Written request ::
Copy, from the entries below, each line in which the string "image" appears.

Data records ::

>> Begin

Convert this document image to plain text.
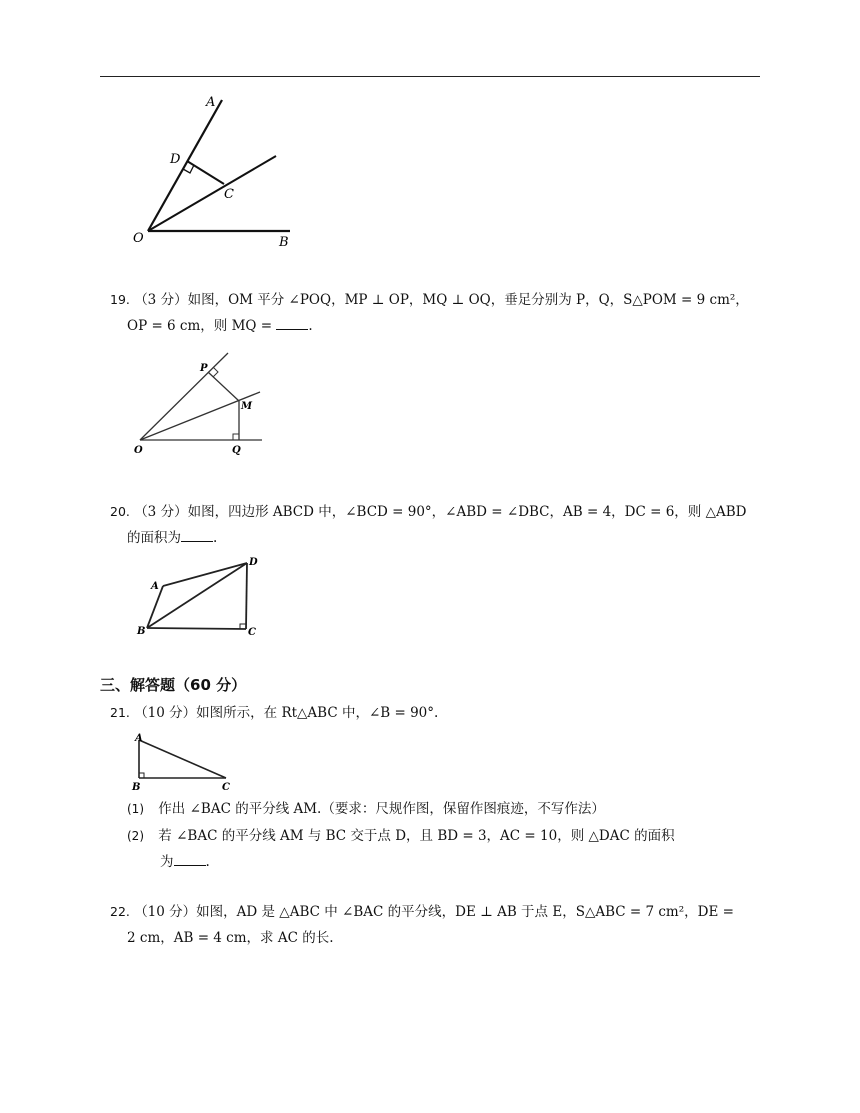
A
D
C
O	B
19. （3 分）如图，OM 平分 ∠POQ，MP ⊥ OP，MQ ⊥ OQ，垂足分别为 P，Q，S△POM = 9 cm²，
OP = 6 cm，则 MQ = .
P
M
O	Q
20. （3 分）如图，四边形 ABCD 中，∠BCD = 90°，∠ABD = ∠DBC，AB = 4，DC = 6，则 △ABD
的面积为 .
A
B	C
D
三、解答题（60 分）
21. （10 分）如图所示，在 Rt△ABC 中，∠B = 90°.
A
B	C
(1) 作出 ∠BAC 的平分线 AM.（要求：尺规作图，保留作图痕迹，不写作法）
(2) 若 ∠BAC 的平分线 AM 与 BC 交于点 D，且 BD = 3，AC = 10，则 △DAC 的面积
为 .
22. （10 分）如图，AD 是 △ABC 中 ∠BAC 的平分线，DE ⊥ AB 于点 E，S△ABC = 7 cm²，DE =
2 cm，AB = 4 cm，求 AC 的长.
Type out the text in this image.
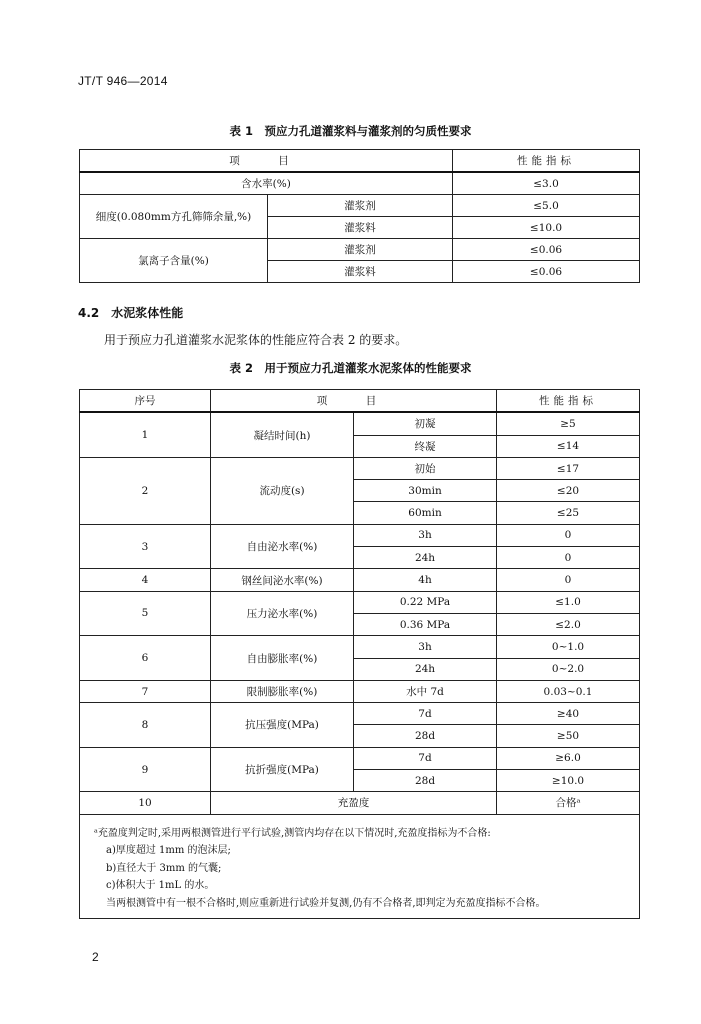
JT/T 946—2014
表 1　预应力孔道灌浆料与灌浆剂的匀质性要求
项　目		性能指标
含水率(%)		≤3.0
细度(0.080mm方孔筛筛余量,%)	灌浆剂	≤5.0
	灌浆料	≤10.0
氯离子含量(%)	灌浆剂	≤0.06
	灌浆料	≤0.06
4.2　水泥浆体性能
用于预应力孔道灌浆水泥浆体的性能应符合表 2 的要求。
表 2　用于预应力孔道灌浆水泥浆体的性能要求
序号	项　目		性能指标
1	凝结时间(h)	初凝	≥5
		终凝	≤14
2	流动度(s)	初始	≤17
		30min	≤20
		60min	≤25
3	自由泌水率(%)	3h	0
		24h	0
4	钢丝间泌水率(%)	4h	0
5	压力泌水率(%)	0.22 MPa	≤1.0
		0.36 MPa	≤2.0
6	自由膨胀率(%)	3h	0~1.0
		24h	0~2.0
7	限制膨胀率(%)	水中 7d	0.03~0.1
8	抗压强度(MPa)	7d	≥40
		28d	≥50
9	抗折强度(MPa)	7d	≥6.0
		28d	≥10.0
10	充盈度		合格ᵃ

ᵃ充盈度判定时,采用两根测管进行平行试验,测管内均存在以下情况时,充盈度指标为不合格:
a)厚度超过 1mm 的泡沫层;
b)直径大于 3mm 的气囊;
c)体积大于 1mL 的水。
当两根测管中有一根不合格时,则应重新进行试验并复测,仍有不合格者,即判定为充盈度指标不合格。			
2
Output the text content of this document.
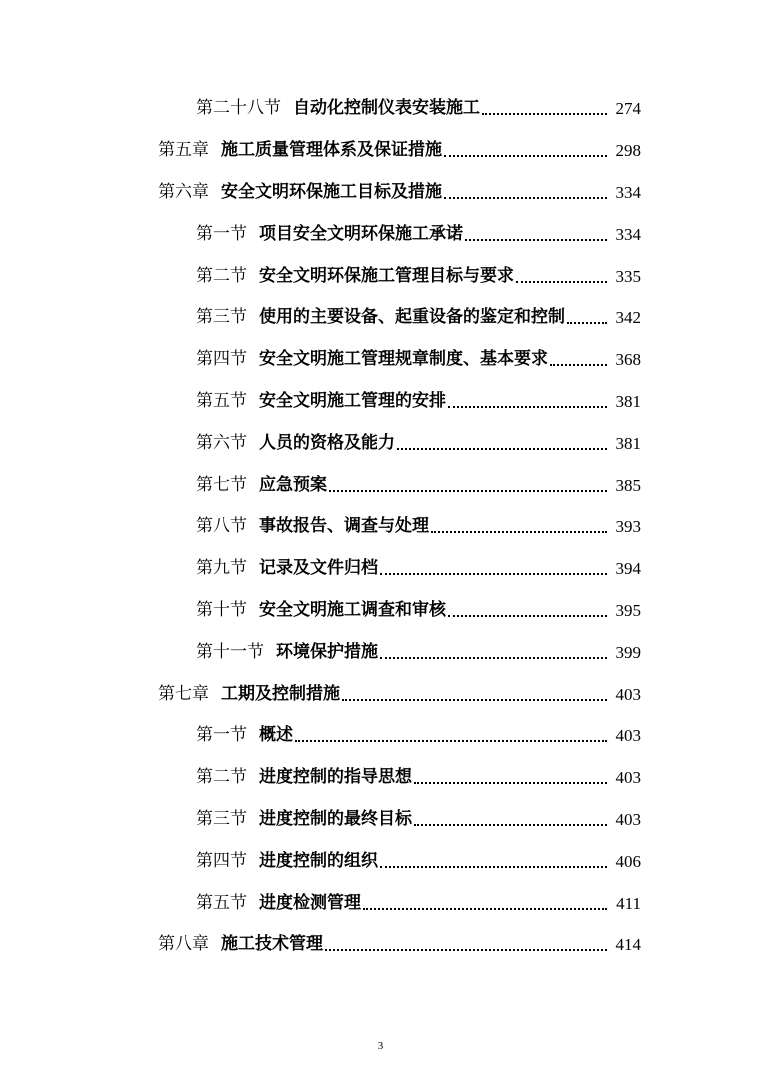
第二十八节 自动化控制仪表安装施工	274
第五章 施工质量管理体系及保证措施	298
第六章 安全文明环保施工目标及措施	334
第一节 项目安全文明环保施工承诺	334
第二节 安全文明环保施工管理目标与要求	335
第三节 使用的主要设备、起重设备的鉴定和控制	342
第四节 安全文明施工管理规章制度、基本要求	368
第五节 安全文明施工管理的安排	381
第六节 人员的资格及能力	381
第七节 应急预案	385
第八节 事故报告、调查与处理	393
第九节 记录及文件归档	394
第十节 安全文明施工调查和审核	395
第十一节 环境保护措施	399
第七章 工期及控制措施	403
第一节 概述	403
第二节 进度控制的指导思想	403
第三节 进度控制的最终目标	403
第四节 进度控制的组织	406
第五节 进度检测管理	411
第八章 施工技术管理	414
3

>> End

Response to the task ::
Convert this document image to plain text.
Type out the text in this image.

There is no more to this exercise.